◆ **Exercise description**
Only a number is expected: how many lines in the data below contain the word "enganche".

--- start Supplied data ---

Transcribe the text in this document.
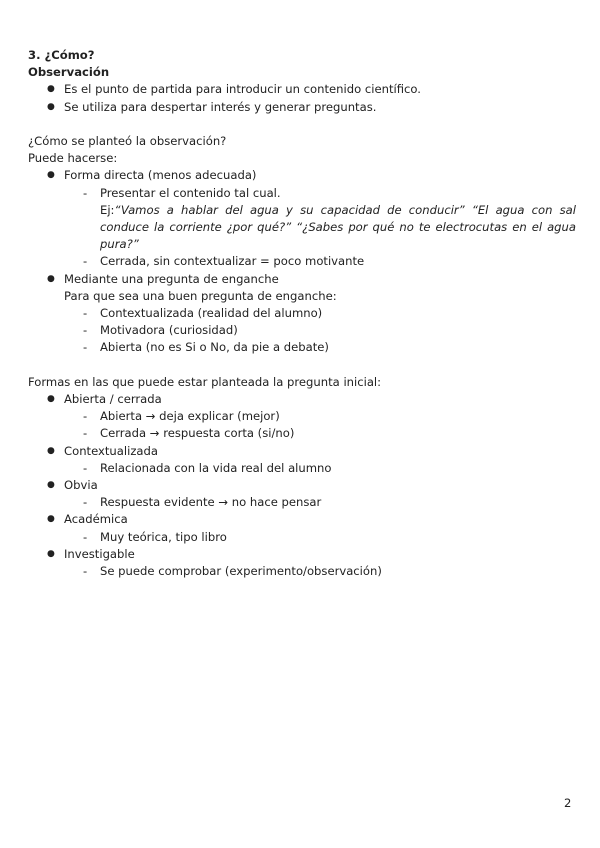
3. ¿Cómo?
Observación
● Es el punto de partida para introducir un contenido científico.
● Se utiliza para despertar interés y generar preguntas.
¿Cómo se planteó la observación?
Puede hacerse:
● Forma directa (menos adecuada)
- Presentar el contenido tal cual.
Ej:“Vamos a hablar del agua y su capacidad de conducir” “El agua con sal conduce la corriente ¿por qué?” “¿Sabes por qué no te electrocutas en el agua pura?”
- Cerrada, sin contextualizar = poco motivante
● Mediante una pregunta de enganche
Para que sea una buen pregunta de enganche:
- Contextualizada (realidad del alumno)
- Motivadora (curiosidad)
- Abierta (no es Si o No, da pie a debate)
Formas en las que puede estar planteada la pregunta inicial:
● Abierta / cerrada
- Abierta → deja explicar (mejor)
- Cerrada → respuesta corta (si/no)
● Contextualizada
- Relacionada con la vida real del alumno
● Obvia
- Respuesta evidente → no hace pensar
● Académica
- Muy teórica, tipo libro
● Investigable
- Se puede comprobar (experimento/observación)
2
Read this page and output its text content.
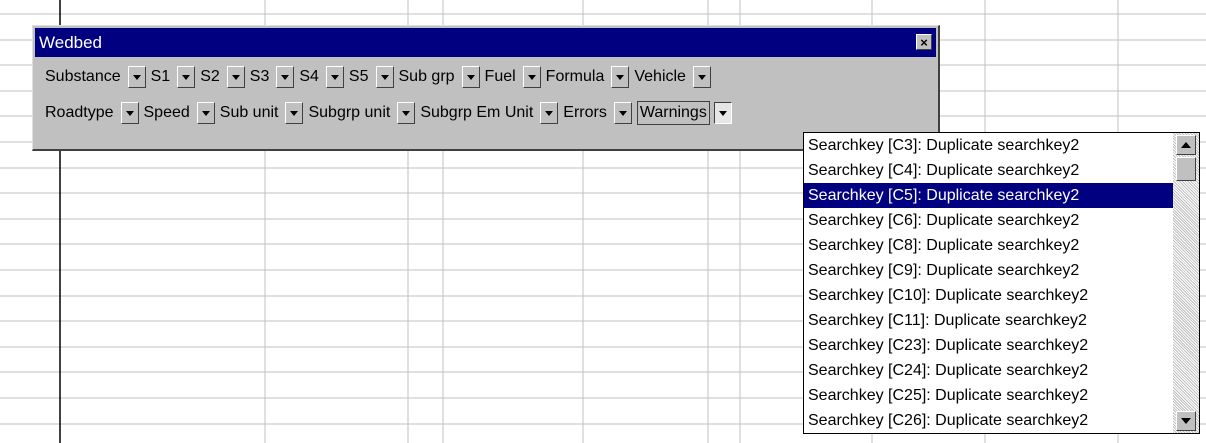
Wedbed	×
Substance S1 S2 S3 S4 S5 Sub grp Fuel Formula Vehicle
Roadtype Speed Sub unit Subgrp unit Subgrp Em Unit Errors Warnings
Searchkey [C3]: Duplicate searchkey2
Searchkey [C4]: Duplicate searchkey2
Searchkey [C5]: Duplicate searchkey2
Searchkey [C6]: Duplicate searchkey2
Searchkey [C8]: Duplicate searchkey2
Searchkey [C9]: Duplicate searchkey2
Searchkey [C10]: Duplicate searchkey2
Searchkey [C11]: Duplicate searchkey2
Searchkey [C23]: Duplicate searchkey2
Searchkey [C24]: Duplicate searchkey2
Searchkey [C25]: Duplicate searchkey2
Searchkey [C26]: Duplicate searchkey2
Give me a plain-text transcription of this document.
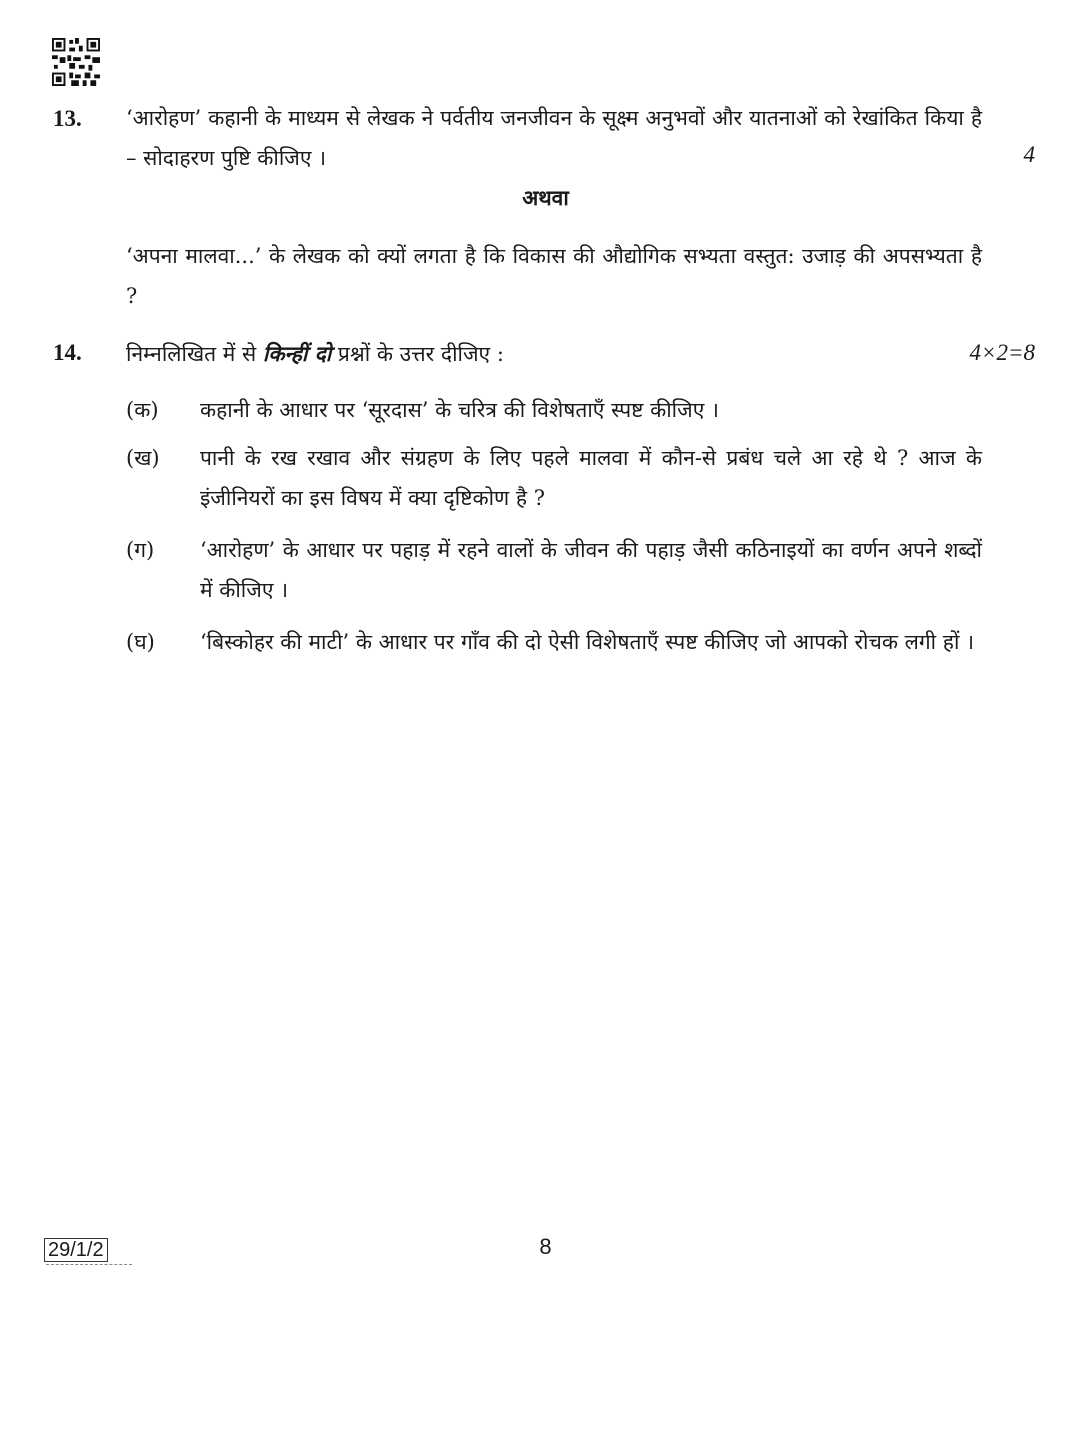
13. ‘आरोहण’ कहानी के माध्यम से लेखक ने पर्वतीय जनजीवन के सूक्ष्म अनुभवों और यातनाओं को रेखांकित किया है – सोदाहरण पुष्टि कीजिए ।	4
अथवा
‘अपना मालवा...’ के लेखक को क्यों लगता है कि विकास की औद्योगिक सभ्यता वस्तुत: उजाड़ की अपसभ्यता है ?
14. निम्नलिखित में से किन्हीं दो प्रश्नों के उत्तर दीजिए :	4×2=8
(क) कहानी के आधार पर ‘सूरदास’ के चरित्र की विशेषताएँ स्पष्ट कीजिए ।
(ख) पानी के रख रखाव और संग्रहण के लिए पहले मालवा में कौन-से प्रबंध चले आ रहे थे ? आज के इंजीनियरों का इस विषय में क्या दृष्टिकोण है ?
(ग) ‘आरोहण’ के आधार पर पहाड़ में रहने वालों के जीवन की पहाड़ जैसी कठिनाइयों का वर्णन अपने शब्दों में कीजिए ।
(घ) ‘बिस्कोहर की माटी’ के आधार पर गाँव की दो ऐसी विशेषताएँ स्पष्ट कीजिए जो आपको रोचक लगी हों ।
29/1/2	8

--- end Supplied data ---

◆ **Reply to the task**
2